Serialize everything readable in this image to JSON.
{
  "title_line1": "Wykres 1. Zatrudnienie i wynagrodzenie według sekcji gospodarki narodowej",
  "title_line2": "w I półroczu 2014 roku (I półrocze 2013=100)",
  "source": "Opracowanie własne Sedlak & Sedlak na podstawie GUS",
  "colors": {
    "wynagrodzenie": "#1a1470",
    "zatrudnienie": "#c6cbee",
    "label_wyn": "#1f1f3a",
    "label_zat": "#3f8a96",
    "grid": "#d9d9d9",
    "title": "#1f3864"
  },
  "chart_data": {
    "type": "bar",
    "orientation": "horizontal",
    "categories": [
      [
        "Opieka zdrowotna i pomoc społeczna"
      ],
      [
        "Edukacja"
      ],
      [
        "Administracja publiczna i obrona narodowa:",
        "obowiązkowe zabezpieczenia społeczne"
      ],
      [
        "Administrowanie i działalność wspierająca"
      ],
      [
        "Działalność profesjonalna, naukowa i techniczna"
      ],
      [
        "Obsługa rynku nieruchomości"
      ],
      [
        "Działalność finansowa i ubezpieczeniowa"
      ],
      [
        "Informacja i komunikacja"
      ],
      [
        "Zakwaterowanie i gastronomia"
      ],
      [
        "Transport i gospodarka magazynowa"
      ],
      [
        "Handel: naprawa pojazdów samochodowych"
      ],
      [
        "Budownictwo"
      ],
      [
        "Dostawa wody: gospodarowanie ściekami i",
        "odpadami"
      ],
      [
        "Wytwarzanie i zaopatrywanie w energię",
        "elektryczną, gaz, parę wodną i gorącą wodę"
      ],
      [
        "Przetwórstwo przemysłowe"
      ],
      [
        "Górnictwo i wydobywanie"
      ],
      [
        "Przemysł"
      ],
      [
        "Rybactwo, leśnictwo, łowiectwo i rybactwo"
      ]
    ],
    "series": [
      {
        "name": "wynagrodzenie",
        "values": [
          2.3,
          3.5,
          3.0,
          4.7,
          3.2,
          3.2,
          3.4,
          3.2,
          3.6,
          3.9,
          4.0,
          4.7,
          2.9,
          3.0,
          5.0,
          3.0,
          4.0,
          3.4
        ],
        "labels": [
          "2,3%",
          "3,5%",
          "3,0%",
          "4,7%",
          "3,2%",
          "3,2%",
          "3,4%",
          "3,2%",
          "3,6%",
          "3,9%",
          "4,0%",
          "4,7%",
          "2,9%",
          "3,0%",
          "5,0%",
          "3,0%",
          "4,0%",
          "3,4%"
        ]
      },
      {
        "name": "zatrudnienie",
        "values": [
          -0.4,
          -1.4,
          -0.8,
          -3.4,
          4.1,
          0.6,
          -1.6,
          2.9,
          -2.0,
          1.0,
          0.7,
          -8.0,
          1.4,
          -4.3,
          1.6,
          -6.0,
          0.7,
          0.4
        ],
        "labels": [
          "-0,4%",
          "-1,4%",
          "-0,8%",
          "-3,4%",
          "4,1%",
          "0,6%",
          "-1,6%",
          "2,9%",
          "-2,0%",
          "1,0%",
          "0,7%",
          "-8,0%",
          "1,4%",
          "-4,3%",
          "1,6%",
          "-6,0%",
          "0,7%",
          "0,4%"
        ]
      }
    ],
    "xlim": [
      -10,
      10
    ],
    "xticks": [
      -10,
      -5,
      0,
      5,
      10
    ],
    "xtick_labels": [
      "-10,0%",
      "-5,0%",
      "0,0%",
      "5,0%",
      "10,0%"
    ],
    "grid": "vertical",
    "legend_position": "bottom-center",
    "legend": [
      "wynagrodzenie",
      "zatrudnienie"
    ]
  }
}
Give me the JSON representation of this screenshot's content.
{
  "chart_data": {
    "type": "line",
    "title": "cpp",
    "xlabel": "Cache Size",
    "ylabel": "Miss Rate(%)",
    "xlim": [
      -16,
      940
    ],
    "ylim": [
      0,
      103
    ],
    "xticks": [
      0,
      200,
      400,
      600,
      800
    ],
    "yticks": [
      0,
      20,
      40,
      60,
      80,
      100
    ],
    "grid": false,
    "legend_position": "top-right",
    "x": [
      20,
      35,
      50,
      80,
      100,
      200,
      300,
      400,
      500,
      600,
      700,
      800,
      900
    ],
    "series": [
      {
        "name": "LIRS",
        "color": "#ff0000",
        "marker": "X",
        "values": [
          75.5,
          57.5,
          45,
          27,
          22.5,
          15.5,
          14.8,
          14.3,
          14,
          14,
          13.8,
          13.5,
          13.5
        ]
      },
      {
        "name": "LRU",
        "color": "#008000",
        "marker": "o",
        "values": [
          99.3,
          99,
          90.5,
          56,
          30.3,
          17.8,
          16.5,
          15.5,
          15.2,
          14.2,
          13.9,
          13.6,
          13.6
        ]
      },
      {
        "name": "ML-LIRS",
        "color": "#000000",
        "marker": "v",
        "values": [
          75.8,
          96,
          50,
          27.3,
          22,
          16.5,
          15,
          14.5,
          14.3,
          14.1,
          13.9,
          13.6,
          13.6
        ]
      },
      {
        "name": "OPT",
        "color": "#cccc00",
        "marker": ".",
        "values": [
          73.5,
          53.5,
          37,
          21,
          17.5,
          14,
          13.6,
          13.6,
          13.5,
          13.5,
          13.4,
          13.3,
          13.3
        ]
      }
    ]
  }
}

= Task statement =
From the entries above, extract every line where the word "grid" appears.

= The response =
    "grid": "#d9d9d9",
    "grid": "vertical",
    "grid": false,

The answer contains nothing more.